▶ **DOCUMENT PASSAGE**
Meet JLW: Vavi Toran, Israel Education and Arts Specialist

Vavi Toran headshot.jpg

What is your name, title and role at Jewish LearningWorks.  How long have you worked here?
My name is Vavi Toran, I am the Israel Education Specialist and I’ve worked here for fifteen years, not continuously.

Where do you live and what do you like about your neighborhood/community?
I live in San Francisco, in the now trendy NOPA neighborhood. I loved the neighborhood when I moved in with my family close to thirty years ago for its diversity and urban grunge, and I love it now because it’s cool, young and buzzing with activity, great cafes and restaurants.


Tell us a little bit about your journey - what did you do before you joined our team?
I was raised in Israel in a bohemian artistic family and I was always involved with arts & culture or with education or with both. My life and work journey was inspired by these two passions. I dabbled in graphic design, furniture design, ketubah calligraphy and paper cut, teaching, and finally found my niche combining my love for art and my love for Israel as an educator. At Jewish LearningWorks I found a home that allows me to pursue both as an integral part of our philosophy of what constitutes high quality, multi faceted, experiential Israel Education.

▶ **PARTS OF THE EXERCISE**
(1) Extract the passage of the Vavi Toran profile from "Meet JLW: Vavi" to "years, not continuously.".
(2) Write what comes next in the Vavi Toran profile, picking up after its last sentence.
The data after this is not needed.

▶ **SUPPLIED RECORDS**
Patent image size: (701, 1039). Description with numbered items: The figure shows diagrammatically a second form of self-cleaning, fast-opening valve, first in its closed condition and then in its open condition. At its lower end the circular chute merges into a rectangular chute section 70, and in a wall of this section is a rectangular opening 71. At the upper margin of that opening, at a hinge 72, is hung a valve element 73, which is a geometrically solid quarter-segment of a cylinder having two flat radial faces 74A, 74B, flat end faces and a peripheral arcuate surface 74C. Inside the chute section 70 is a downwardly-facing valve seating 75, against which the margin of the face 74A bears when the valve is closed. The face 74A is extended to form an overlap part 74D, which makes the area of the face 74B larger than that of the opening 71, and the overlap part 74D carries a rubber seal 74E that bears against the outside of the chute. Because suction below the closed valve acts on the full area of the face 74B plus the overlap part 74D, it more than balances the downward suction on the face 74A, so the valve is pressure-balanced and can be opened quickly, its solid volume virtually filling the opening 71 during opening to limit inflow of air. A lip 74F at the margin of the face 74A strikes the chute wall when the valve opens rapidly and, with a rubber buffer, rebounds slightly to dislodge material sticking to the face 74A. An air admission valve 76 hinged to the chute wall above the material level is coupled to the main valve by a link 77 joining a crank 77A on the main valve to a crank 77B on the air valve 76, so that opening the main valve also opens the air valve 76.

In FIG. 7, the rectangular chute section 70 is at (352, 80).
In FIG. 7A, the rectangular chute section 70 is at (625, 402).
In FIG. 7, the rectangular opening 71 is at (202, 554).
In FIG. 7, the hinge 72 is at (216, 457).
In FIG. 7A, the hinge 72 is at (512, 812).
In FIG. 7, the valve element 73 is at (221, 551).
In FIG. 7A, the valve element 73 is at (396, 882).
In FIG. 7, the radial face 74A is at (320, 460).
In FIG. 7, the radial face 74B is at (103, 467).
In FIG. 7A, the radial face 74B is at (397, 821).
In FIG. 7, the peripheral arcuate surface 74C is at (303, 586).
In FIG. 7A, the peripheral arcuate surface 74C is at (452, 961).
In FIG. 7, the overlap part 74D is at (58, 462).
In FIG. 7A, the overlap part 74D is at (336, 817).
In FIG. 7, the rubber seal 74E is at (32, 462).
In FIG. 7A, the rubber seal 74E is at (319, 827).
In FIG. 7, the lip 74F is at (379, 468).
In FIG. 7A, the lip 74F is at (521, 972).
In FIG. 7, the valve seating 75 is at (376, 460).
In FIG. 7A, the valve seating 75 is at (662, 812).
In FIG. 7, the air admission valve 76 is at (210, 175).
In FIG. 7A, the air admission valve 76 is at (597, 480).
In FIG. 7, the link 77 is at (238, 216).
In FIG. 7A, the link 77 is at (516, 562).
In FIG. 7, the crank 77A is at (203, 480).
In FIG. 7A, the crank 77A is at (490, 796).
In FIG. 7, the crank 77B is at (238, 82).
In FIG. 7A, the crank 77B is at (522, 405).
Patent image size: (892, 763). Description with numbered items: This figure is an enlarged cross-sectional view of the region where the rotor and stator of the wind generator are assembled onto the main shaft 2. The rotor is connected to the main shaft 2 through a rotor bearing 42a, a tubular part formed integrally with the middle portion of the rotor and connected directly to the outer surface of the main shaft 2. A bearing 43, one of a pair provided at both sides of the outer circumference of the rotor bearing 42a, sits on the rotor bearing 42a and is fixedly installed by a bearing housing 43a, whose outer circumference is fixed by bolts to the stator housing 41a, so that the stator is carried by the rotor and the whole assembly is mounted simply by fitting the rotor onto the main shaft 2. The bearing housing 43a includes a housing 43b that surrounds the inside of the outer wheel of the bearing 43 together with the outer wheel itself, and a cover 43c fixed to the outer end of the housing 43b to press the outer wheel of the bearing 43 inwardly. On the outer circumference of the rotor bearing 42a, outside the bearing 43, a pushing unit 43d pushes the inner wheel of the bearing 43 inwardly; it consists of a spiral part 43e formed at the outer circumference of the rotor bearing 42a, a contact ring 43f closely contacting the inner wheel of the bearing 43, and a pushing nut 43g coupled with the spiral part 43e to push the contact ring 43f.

▶ **ANSWERS TO THE TASKS**
(1)
Meet JLW: Vavi Toran, Israel Education and Arts Specialist

Vavi Toran headshot.jpg

What is your name, title and role at Jewish LearningWorks.  How long have you worked here?
My name is Vavi Toran, I am the Israel Education Specialist and I’ve worked here for fifteen years, not continuously.

(2)
What excites you about your work?
I’m excited when I hear and see how educators and students are impacted by the work we do. I also get excited when, in the course of my planning for a new workshop or creating a new resource, I discover things that I didn’t know about or make connections that I didn’t make before.

Describe a time that you really felt like you/your work made a difference.
It happened last week. I was invited to dinner with three local educators and two who are visiting from Israel. It suddenly dawned on me that I had, in one way or another, an impact on them, their school and their students. The two Israelis are teachers from the Democratic School at Eynot Yarden in the upper Galilee. Twelve years ago the Israel Education Initiative, whose founding director I was, initiated a school-twinning program that matched schools from Israel and the Bay Area. This collaboration is still ongoing for this school and several other local schools. Another teacher sitting at the table was using Apartment for Rent in her classroom this week - a program we started as Classic Israeli Tales, with a Puppet Show set created by Peter Olson. And the last connection was a Head of Judaic Studies, whose Jewish Day School is one of the pilots for On the Map program, which I created two years ago. I had a wide smile on my face while eating delicious Chinese food.

All of this and much more was accomplished in partnership with my beloved former colleague and brilliant Israel educator,  Ilan Vitemberg.

Describe a time that felt really challenging for you.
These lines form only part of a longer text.